[Your instructions] Select the lines that contain "dynamics" and copy each of them.

--- BEGIN Material to process ---

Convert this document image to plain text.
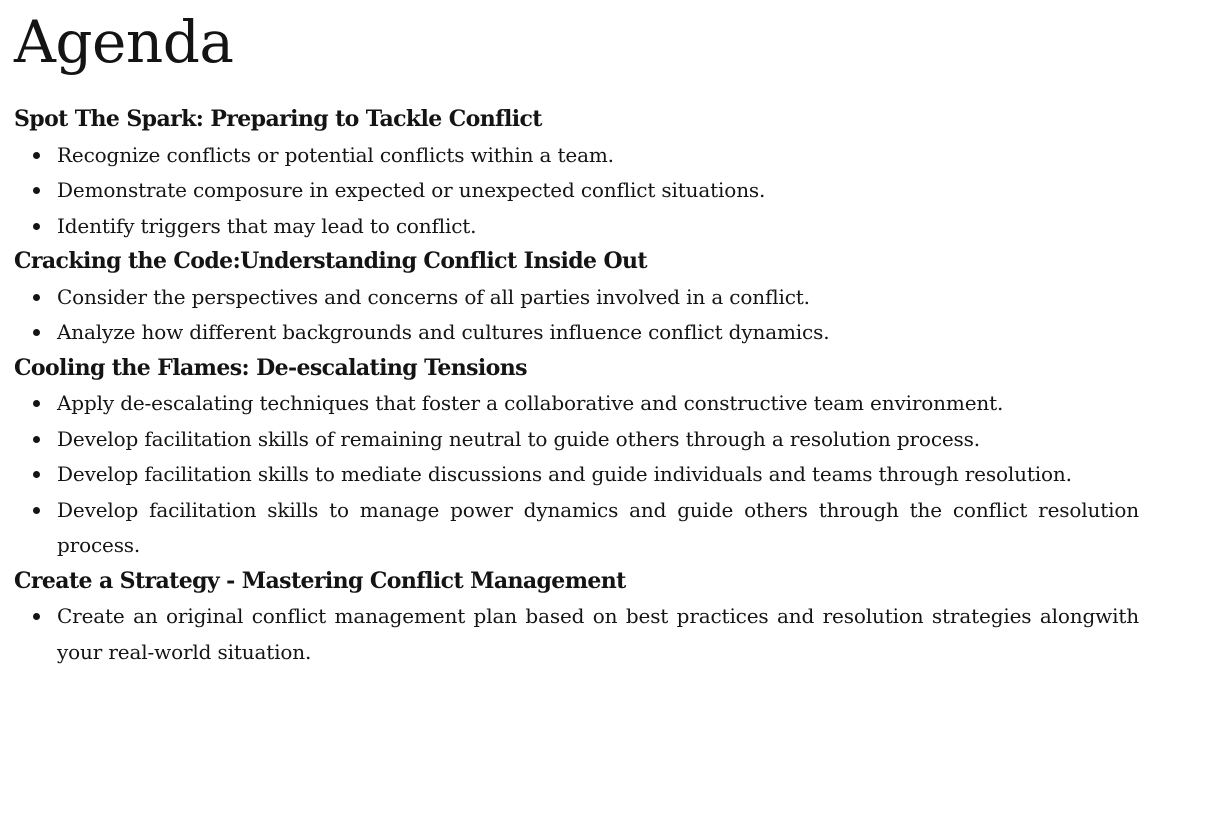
Agenda
Spot The Spark: Preparing to Tackle Conflict
Recognize conflicts or potential conflicts within a team.
Demonstrate composure in expected or unexpected conflict situations.
Identify triggers that may lead to conflict.
Cracking the Code:Understanding Conflict Inside Out
Consider the perspectives and concerns of all parties involved in a conflict.
Analyze how different backgrounds and cultures influence conflict dynamics.
Cooling the Flames: De-escalating Tensions
Apply de-escalating techniques that foster a collaborative and constructive team environment.
Develop facilitation skills of remaining neutral to guide others through a resolution process.
Develop facilitation skills to mediate discussions and guide individuals and teams through resolution.
Develop facilitation skills to manage power dynamics and guide others through the conflict resolution process.
Create a Strategy - Mastering Conflict Management
Create an original conflict management plan based on best practices and resolution strategies alongwith your real-world situation.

--- END Material to process ---

[Response to the exercise]
Analyze how different backgrounds and cultures influence conflict dynamics.
Develop facilitation skills to manage power dynamics and guide others through the conflict resolution process.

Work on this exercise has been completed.